(Data excerpts)
------------------------

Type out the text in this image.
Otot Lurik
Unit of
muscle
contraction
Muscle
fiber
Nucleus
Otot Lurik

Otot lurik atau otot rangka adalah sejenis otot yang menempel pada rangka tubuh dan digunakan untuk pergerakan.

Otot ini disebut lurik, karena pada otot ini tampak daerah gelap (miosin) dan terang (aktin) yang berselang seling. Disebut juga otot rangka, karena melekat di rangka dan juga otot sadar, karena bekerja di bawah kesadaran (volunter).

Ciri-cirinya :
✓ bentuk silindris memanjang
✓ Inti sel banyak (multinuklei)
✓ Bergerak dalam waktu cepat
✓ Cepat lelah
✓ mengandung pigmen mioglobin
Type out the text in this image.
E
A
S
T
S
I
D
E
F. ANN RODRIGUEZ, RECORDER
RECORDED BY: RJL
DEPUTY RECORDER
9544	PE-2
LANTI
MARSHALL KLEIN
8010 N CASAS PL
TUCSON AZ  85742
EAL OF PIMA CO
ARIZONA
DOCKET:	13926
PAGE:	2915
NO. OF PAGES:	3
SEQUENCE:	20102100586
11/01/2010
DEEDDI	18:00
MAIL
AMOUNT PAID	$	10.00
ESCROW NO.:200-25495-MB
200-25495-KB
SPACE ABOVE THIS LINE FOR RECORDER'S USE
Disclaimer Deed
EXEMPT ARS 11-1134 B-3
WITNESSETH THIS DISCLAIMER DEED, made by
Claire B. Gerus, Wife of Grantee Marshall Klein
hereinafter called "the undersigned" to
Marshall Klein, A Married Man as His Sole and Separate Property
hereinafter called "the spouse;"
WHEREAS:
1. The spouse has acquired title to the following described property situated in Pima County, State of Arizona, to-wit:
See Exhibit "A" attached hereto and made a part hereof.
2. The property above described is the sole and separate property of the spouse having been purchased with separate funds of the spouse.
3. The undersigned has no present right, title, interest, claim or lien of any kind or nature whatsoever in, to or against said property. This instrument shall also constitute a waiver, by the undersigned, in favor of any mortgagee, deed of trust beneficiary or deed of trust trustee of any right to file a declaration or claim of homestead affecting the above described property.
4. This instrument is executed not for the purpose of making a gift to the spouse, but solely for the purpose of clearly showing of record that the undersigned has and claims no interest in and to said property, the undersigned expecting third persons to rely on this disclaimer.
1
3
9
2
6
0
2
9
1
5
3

------------------------

Exactly reproduce every record.

Type out the text in this image.
Otot Lurik
Unit of
muscle
contraction
Muscle
fiber
Nucleus
Otot Lurik

Otot lurik atau otot rangka adalah sejenis otot yang menempel pada rangka tubuh dan digunakan untuk pergerakan.

Otot ini disebut lurik, karena pada otot ini tampak daerah gelap (miosin) dan terang (aktin) yang berselang seling. Disebut juga otot rangka, karena melekat di rangka dan juga otot sadar, karena bekerja di bawah kesadaran (volunter).

Ciri-cirinya :
✓ bentuk silindris memanjang
✓ Inti sel banyak (multinuklei)
✓ Bergerak dalam waktu cepat
✓ Cepat lelah
✓ mengandung pigmen mioglobin
Type out the text in this image.
E
A
S
T
S
I
D
E
F. ANN RODRIGUEZ, RECORDER
RECORDED BY: RJL
DEPUTY RECORDER
9544	PE-2
LANTI
MARSHALL KLEIN
8010 N CASAS PL
TUCSON AZ  85742
EAL OF PIMA CO
ARIZONA
DOCKET:	13926
PAGE:	2915
NO. OF PAGES:	3
SEQUENCE:	20102100586
11/01/2010
DEEDDI	18:00
MAIL
AMOUNT PAID	$	10.00
ESCROW NO.:200-25495-MB
200-25495-KB
SPACE ABOVE THIS LINE FOR RECORDER'S USE
Disclaimer Deed
EXEMPT ARS 11-1134 B-3
WITNESSETH THIS DISCLAIMER DEED, made by
Claire B. Gerus, Wife of Grantee Marshall Klein
hereinafter called "the undersigned" to
Marshall Klein, A Married Man as His Sole and Separate Property
hereinafter called "the spouse;"
WHEREAS:
1. The spouse has acquired title to the following described property situated in Pima County, State of Arizona, to-wit:
See Exhibit "A" attached hereto and made a part hereof.
2. The property above described is the sole and separate property of the spouse having been purchased with separate funds of the spouse.
3. The undersigned has no present right, title, interest, claim or lien of any kind or nature whatsoever in, to or against said property. This instrument shall also constitute a waiver, by the undersigned, in favor of any mortgagee, deed of trust beneficiary or deed of trust trustee of any right to file a declaration or claim of homestead affecting the above described property.
4. This instrument is executed not for the purpose of making a gift to the spouse, but solely for the purpose of clearly showing of record that the undersigned has and claims no interest in and to said property, the undersigned expecting third persons to rely on this disclaimer.
1
3
9
2
6
0
2
9
1
5
3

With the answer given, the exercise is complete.